◆ **Problems and tasks**:
A - In the interview, what does the speaker's group do with the money it collects?
B - Quote the interview word for word, starting at the words "At the risk" and stopping after "go, for now.".

Source text below:

Well, that pre-supposes that I haven't been talking to people and I don't know what's going on. I sort of already know what I'm going to find and it's just to be very disappointing. The fact is that we're a year on and there are, I think New Orleans only has 25 or 30 percent of its old population and that is obviously artificially inflated by the continuing presence of relief workers and government workers and that sort of thing.

There areas of the city where many people once lived that still look like the dark side of the moon and that are stuck in a kind of legal, institutional, governmental gridlock. It's like a Chinese puzzle trying to figure out how to rehabilitate. First, it has to be determined whether they want to rehabilitate and someone has to decide on who has the right to decide that, it's that simple. Who has the right to decide whether you can move back into your home or not? Then, being that public safety is governed by certain regulations, and being that prior to this flooding some areas were considered safe that we now know are not safe and therefore have to live by different regulations, it means that many, many, many houses, a huge percentage of houses that were in the flooded region, have to either be rebuilt to a different set of tolerances or they have raised physically, higher up in the air, so that they would be "safe." That's fine except for who pays for that?

The fact is most of those areas were inhabited by poor people who are lucky to own the houses in the first place and do not have the capital to be able to go back in and do huge structural changes to their homes. Many of them don't even have the capital to move back in. Insurance obviously didn't cover what many people hoped it would and the insurance companies are winning the battle of flood versus wind. Many poor people are getting very little money for the loss of their home and possessions. There's a huge problem in rehabilitating these areas and repopulating them. And the longer it goes on, the less likely it is that people will return because they're growing new roots where they are, and as much as it really pains some people to the point of tears when they think of not going back "home" to their Gulf Coast roots, they have feed their families and they have to have shelter and they have to be able to create a future for themselves so they have to move on. That's very sad, they move on and they take with them their history, their culture, their heart, their soul and the place is forever changed because of that.

What do you think our readers can do, not just as far as instruments, but in helping the people in the region in general?

At the risk of sounding self-serving, and I'm not trying to be that way because I'd really like to see more being done in the region, there's a lot of controversy about a number of the charities that are operating, and, honestly, I'm not an expert on which ones work and which ones don't work, I just know that we work, and so do a number of other people who have supported us and continue to support us, including President Clinton and members of some very prominent American families and leaders of business. We're very simple, we have no politics and we have virtually no overhead, we just collect money and put it into instruments that we give to people who have lost them. If they want to do something musical, www.musicrising.org is a really good way to go, for now.

End of Source text.
Source material below:

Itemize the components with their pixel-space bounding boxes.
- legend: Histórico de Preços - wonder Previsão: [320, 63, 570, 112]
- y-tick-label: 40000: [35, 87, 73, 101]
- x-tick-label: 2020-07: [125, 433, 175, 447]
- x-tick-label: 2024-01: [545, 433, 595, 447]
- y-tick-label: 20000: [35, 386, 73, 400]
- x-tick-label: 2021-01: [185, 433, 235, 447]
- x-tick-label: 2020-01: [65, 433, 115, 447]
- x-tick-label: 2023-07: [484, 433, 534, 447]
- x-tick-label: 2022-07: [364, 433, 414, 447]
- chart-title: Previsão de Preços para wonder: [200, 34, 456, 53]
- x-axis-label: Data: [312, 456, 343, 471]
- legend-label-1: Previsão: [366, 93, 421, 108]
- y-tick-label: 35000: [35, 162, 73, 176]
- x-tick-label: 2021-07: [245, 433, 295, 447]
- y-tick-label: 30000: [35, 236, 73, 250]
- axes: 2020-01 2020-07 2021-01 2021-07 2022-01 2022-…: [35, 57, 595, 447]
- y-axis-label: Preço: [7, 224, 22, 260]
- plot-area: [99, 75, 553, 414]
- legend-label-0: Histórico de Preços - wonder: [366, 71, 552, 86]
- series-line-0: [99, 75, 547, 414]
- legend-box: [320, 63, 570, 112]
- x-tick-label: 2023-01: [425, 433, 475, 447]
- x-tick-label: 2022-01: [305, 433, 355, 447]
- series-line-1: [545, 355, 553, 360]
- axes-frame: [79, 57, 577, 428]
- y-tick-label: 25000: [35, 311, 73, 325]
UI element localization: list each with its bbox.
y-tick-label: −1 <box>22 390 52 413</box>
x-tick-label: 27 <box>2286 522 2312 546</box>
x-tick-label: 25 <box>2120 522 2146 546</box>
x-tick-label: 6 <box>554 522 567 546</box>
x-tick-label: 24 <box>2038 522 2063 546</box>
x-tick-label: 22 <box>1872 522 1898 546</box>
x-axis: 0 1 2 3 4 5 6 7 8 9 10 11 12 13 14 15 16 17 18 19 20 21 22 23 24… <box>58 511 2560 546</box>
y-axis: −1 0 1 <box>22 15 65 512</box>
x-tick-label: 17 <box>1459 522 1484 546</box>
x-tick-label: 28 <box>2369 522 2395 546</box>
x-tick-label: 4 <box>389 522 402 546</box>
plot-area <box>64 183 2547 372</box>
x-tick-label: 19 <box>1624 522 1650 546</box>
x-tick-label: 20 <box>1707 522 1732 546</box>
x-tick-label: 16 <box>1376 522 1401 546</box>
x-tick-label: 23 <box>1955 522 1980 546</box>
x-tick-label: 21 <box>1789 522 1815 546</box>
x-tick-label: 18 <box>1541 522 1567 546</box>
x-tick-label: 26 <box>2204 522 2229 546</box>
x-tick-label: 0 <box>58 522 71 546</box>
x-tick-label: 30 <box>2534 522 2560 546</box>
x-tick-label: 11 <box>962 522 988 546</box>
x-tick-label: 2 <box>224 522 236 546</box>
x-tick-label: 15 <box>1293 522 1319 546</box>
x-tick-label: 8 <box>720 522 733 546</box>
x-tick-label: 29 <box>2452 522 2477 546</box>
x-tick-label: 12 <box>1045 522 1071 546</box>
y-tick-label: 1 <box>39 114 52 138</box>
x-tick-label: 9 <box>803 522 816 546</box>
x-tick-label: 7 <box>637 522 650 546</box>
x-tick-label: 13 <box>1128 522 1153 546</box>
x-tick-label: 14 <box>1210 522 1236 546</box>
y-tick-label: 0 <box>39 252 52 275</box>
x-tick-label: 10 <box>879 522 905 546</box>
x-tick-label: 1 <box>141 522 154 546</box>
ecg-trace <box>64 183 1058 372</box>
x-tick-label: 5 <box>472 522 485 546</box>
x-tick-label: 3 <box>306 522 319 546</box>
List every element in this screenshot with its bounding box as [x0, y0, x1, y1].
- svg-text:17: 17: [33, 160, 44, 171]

End of Source material.

◆ **Answers for this exercise**:
A - It buys instruments and gives them to people who have lost theirs.

B -
At the risk of sounding self-serving, and I'm not trying to be that way because I'd really like to see more being done in the region, there's a lot of controversy about a number of the charities that are operating, and, honestly, I'm not an expert on which ones work and which ones don't work, I just know that we work, and so do a number of other people who have supported us and continue to support us, including President Clinton and members of some very prominent American families and leaders of business. We're very simple, we have no politics and we have virtually no overhead, we just collect money and put it into instruments that we give to people who have lost them. If they want to do something musical, www.musicrising.org is a really good way to go, for now.